Retype the entries exactly, keeping every line intact.

* _Study material_
==============================

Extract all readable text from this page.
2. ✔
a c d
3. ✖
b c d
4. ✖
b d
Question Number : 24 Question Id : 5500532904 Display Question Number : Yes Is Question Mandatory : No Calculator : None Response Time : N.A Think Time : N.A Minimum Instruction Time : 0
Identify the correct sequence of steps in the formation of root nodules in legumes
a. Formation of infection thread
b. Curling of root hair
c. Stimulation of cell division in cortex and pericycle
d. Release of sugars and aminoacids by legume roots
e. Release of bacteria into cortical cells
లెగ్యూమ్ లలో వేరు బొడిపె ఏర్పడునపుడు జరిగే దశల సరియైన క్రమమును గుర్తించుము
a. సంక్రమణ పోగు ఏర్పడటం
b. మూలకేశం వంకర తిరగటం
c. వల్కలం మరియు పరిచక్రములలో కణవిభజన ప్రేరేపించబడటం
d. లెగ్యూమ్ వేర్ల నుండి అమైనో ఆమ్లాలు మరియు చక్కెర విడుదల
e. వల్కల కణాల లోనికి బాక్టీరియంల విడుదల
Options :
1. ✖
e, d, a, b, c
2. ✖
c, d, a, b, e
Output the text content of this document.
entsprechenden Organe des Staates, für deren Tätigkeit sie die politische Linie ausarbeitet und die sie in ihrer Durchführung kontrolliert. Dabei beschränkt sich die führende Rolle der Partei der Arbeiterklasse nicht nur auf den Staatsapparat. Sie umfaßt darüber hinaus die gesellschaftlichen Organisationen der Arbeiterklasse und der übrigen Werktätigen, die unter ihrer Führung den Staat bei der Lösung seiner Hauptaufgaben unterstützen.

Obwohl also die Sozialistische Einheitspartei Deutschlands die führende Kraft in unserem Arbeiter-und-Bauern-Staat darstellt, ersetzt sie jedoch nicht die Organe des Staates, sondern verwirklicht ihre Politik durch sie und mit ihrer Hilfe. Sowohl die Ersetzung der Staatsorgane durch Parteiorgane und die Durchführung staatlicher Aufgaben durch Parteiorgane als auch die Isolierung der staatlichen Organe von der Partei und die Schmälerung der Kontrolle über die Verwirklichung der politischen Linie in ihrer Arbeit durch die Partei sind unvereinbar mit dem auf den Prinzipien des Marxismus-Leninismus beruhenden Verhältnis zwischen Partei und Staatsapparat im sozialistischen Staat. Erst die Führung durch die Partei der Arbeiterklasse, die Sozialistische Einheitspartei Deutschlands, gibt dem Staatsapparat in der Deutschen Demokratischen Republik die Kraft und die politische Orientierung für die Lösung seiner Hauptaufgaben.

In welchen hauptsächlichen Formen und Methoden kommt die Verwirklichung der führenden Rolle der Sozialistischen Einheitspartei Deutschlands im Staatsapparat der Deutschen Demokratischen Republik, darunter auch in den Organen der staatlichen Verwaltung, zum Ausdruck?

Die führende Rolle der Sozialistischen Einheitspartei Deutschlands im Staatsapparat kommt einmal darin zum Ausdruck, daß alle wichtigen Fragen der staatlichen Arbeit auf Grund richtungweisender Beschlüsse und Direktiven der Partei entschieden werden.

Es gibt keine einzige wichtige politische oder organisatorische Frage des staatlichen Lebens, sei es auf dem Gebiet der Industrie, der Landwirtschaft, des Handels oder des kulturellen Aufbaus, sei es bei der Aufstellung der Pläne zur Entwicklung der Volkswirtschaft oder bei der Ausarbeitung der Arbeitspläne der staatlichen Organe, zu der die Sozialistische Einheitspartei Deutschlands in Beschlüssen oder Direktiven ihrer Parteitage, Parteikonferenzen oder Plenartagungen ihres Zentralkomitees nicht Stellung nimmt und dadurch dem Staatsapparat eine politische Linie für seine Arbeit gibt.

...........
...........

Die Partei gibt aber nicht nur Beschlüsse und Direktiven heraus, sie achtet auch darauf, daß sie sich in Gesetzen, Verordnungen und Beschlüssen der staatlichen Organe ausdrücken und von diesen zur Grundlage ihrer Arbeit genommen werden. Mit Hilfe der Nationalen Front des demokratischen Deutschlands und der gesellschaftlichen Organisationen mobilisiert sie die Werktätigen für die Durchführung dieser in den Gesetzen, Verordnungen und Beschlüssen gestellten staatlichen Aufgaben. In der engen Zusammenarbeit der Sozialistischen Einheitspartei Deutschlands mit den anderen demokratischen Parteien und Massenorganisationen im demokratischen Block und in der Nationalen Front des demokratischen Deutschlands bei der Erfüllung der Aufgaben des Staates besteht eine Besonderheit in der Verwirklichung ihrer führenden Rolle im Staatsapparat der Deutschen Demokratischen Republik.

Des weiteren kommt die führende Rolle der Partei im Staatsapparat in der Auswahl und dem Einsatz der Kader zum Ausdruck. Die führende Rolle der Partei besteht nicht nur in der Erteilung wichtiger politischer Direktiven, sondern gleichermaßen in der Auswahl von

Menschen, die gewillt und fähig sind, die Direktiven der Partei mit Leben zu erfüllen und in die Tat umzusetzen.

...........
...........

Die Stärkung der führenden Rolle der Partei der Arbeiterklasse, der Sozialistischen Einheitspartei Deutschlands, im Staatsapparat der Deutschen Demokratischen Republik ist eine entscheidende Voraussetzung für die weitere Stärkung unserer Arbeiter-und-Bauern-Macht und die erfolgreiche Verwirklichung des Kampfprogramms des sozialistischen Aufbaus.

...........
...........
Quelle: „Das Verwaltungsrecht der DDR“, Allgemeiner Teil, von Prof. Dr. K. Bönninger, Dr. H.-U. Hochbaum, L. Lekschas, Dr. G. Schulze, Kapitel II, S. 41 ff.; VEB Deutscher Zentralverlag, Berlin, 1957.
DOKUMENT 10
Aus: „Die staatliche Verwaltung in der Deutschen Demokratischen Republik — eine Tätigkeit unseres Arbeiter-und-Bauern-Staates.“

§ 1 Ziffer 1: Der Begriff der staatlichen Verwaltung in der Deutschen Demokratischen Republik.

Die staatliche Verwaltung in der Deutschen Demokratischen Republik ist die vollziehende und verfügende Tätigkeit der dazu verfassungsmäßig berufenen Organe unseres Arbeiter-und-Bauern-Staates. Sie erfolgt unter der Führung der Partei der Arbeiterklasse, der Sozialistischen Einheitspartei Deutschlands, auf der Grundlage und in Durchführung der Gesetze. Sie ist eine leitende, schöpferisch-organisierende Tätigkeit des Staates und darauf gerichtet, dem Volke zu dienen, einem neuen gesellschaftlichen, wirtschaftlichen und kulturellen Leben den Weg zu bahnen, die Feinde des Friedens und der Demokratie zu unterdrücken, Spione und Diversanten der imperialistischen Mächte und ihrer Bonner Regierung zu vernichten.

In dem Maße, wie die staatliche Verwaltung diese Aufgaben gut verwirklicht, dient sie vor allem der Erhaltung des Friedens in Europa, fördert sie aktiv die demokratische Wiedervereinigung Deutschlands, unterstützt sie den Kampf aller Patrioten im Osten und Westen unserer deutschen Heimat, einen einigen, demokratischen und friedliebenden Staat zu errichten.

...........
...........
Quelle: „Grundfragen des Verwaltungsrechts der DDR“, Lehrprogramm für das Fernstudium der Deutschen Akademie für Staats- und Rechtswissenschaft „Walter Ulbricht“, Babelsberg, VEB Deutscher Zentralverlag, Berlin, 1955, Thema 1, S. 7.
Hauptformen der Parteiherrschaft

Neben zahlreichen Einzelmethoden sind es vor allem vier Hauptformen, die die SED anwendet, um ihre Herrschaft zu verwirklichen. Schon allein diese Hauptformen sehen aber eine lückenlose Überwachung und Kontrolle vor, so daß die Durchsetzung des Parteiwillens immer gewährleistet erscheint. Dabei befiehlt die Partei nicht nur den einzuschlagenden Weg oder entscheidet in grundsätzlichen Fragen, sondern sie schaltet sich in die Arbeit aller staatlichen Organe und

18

==============================

* _Answer to the exercise_
Extract all readable text from this page.
2. ✔
a c d
3. ✖
b c d
4. ✖
b d
Question Number : 24 Question Id : 5500532904 Display Question Number : Yes Is Question Mandatory : No Calculator : None Response Time : N.A Think Time : N.A Minimum Instruction Time : 0
Identify the correct sequence of steps in the formation of root nodules in legumes
a. Formation of infection thread
b. Curling of root hair
c. Stimulation of cell division in cortex and pericycle
d. Release of sugars and aminoacids by legume roots
e. Release of bacteria into cortical cells
లెగ్యూమ్ లలో వేరు బొడిపె ఏర్పడునపుడు జరిగే దశల సరియైన క్రమమును గుర్తించుము
a. సంక్రమణ పోగు ఏర్పడటం
b. మూలకేశం వంకర తిరగటం
c. వల్కలం మరియు పరిచక్రములలో కణవిభజన ప్రేరేపించబడటం
d. లెగ్యూమ్ వేర్ల నుండి అమైనో ఆమ్లాలు మరియు చక్కెర విడుదల
e. వల్కల కణాల లోనికి బాక్టీరియంల విడుదల
Options :
1. ✖
e, d, a, b, c
2. ✖
c, d, a, b, e
Output the text content of this document.
entsprechenden Organe des Staates, für deren Tätigkeit sie die politische Linie ausarbeitet und die sie in ihrer Durchführung kontrolliert. Dabei beschränkt sich die führende Rolle der Partei der Arbeiterklasse nicht nur auf den Staatsapparat. Sie umfaßt darüber hinaus die gesellschaftlichen Organisationen der Arbeiterklasse und der übrigen Werktätigen, die unter ihrer Führung den Staat bei der Lösung seiner Hauptaufgaben unterstützen.

Obwohl also die Sozialistische Einheitspartei Deutschlands die führende Kraft in unserem Arbeiter-und-Bauern-Staat darstellt, ersetzt sie jedoch nicht die Organe des Staates, sondern verwirklicht ihre Politik durch sie und mit ihrer Hilfe. Sowohl die Ersetzung der Staatsorgane durch Parteiorgane und die Durchführung staatlicher Aufgaben durch Parteiorgane als auch die Isolierung der staatlichen Organe von der Partei und die Schmälerung der Kontrolle über die Verwirklichung der politischen Linie in ihrer Arbeit durch die Partei sind unvereinbar mit dem auf den Prinzipien des Marxismus-Leninismus beruhenden Verhältnis zwischen Partei und Staatsapparat im sozialistischen Staat. Erst die Führung durch die Partei der Arbeiterklasse, die Sozialistische Einheitspartei Deutschlands, gibt dem Staatsapparat in der Deutschen Demokratischen Republik die Kraft und die politische Orientierung für die Lösung seiner Hauptaufgaben.

In welchen hauptsächlichen Formen und Methoden kommt die Verwirklichung der führenden Rolle der Sozialistischen Einheitspartei Deutschlands im Staatsapparat der Deutschen Demokratischen Republik, darunter auch in den Organen der staatlichen Verwaltung, zum Ausdruck?

Die führende Rolle der Sozialistischen Einheitspartei Deutschlands im Staatsapparat kommt einmal darin zum Ausdruck, daß alle wichtigen Fragen der staatlichen Arbeit auf Grund richtungweisender Beschlüsse und Direktiven der Partei entschieden werden.

Es gibt keine einzige wichtige politische oder organisatorische Frage des staatlichen Lebens, sei es auf dem Gebiet der Industrie, der Landwirtschaft, des Handels oder des kulturellen Aufbaus, sei es bei der Aufstellung der Pläne zur Entwicklung der Volkswirtschaft oder bei der Ausarbeitung der Arbeitspläne der staatlichen Organe, zu der die Sozialistische Einheitspartei Deutschlands in Beschlüssen oder Direktiven ihrer Parteitage, Parteikonferenzen oder Plenartagungen ihres Zentralkomitees nicht Stellung nimmt und dadurch dem Staatsapparat eine politische Linie für seine Arbeit gibt.

...........
...........

Die Partei gibt aber nicht nur Beschlüsse und Direktiven heraus, sie achtet auch darauf, daß sie sich in Gesetzen, Verordnungen und Beschlüssen der staatlichen Organe ausdrücken und von diesen zur Grundlage ihrer Arbeit genommen werden. Mit Hilfe der Nationalen Front des demokratischen Deutschlands und der gesellschaftlichen Organisationen mobilisiert sie die Werktätigen für die Durchführung dieser in den Gesetzen, Verordnungen und Beschlüssen gestellten staatlichen Aufgaben. In der engen Zusammenarbeit der Sozialistischen Einheitspartei Deutschlands mit den anderen demokratischen Parteien und Massenorganisationen im demokratischen Block und in der Nationalen Front des demokratischen Deutschlands bei der Erfüllung der Aufgaben des Staates besteht eine Besonderheit in der Verwirklichung ihrer führenden Rolle im Staatsapparat der Deutschen Demokratischen Republik.

Des weiteren kommt die führende Rolle der Partei im Staatsapparat in der Auswahl und dem Einsatz der Kader zum Ausdruck. Die führende Rolle der Partei besteht nicht nur in der Erteilung wichtiger politischer Direktiven, sondern gleichermaßen in der Auswahl von

Menschen, die gewillt und fähig sind, die Direktiven der Partei mit Leben zu erfüllen und in die Tat umzusetzen.

...........
...........

Die Stärkung der führenden Rolle der Partei der Arbeiterklasse, der Sozialistischen Einheitspartei Deutschlands, im Staatsapparat der Deutschen Demokratischen Republik ist eine entscheidende Voraussetzung für die weitere Stärkung unserer Arbeiter-und-Bauern-Macht und die erfolgreiche Verwirklichung des Kampfprogramms des sozialistischen Aufbaus.

...........
...........
Quelle: „Das Verwaltungsrecht der DDR“, Allgemeiner Teil, von Prof. Dr. K. Bönninger, Dr. H.-U. Hochbaum, L. Lekschas, Dr. G. Schulze, Kapitel II, S. 41 ff.; VEB Deutscher Zentralverlag, Berlin, 1957.
DOKUMENT 10
Aus: „Die staatliche Verwaltung in der Deutschen Demokratischen Republik — eine Tätigkeit unseres Arbeiter-und-Bauern-Staates.“

§ 1 Ziffer 1: Der Begriff der staatlichen Verwaltung in der Deutschen Demokratischen Republik.

Die staatliche Verwaltung in der Deutschen Demokratischen Republik ist die vollziehende und verfügende Tätigkeit der dazu verfassungsmäßig berufenen Organe unseres Arbeiter-und-Bauern-Staates. Sie erfolgt unter der Führung der Partei der Arbeiterklasse, der Sozialistischen Einheitspartei Deutschlands, auf der Grundlage und in Durchführung der Gesetze. Sie ist eine leitende, schöpferisch-organisierende Tätigkeit des Staates und darauf gerichtet, dem Volke zu dienen, einem neuen gesellschaftlichen, wirtschaftlichen und kulturellen Leben den Weg zu bahnen, die Feinde des Friedens und der Demokratie zu unterdrücken, Spione und Diversanten der imperialistischen Mächte und ihrer Bonner Regierung zu vernichten.

In dem Maße, wie die staatliche Verwaltung diese Aufgaben gut verwirklicht, dient sie vor allem der Erhaltung des Friedens in Europa, fördert sie aktiv die demokratische Wiedervereinigung Deutschlands, unterstützt sie den Kampf aller Patrioten im Osten und Westen unserer deutschen Heimat, einen einigen, demokratischen und friedliebenden Staat zu errichten.

...........
...........
Quelle: „Grundfragen des Verwaltungsrechts der DDR“, Lehrprogramm für das Fernstudium der Deutschen Akademie für Staats- und Rechtswissenschaft „Walter Ulbricht“, Babelsberg, VEB Deutscher Zentralverlag, Berlin, 1955, Thema 1, S. 7.
Hauptformen der Parteiherrschaft

Neben zahlreichen Einzelmethoden sind es vor allem vier Hauptformen, die die SED anwendet, um ihre Herrschaft zu verwirklichen. Schon allein diese Hauptformen sehen aber eine lückenlose Überwachung und Kontrolle vor, so daß die Durchsetzung des Parteiwillens immer gewährleistet erscheint. Dabei befiehlt die Partei nicht nur den einzuschlagenden Weg oder entscheidet in grundsätzlichen Fragen, sondern sie schaltet sich in die Arbeit aller staatlichen Organe und

18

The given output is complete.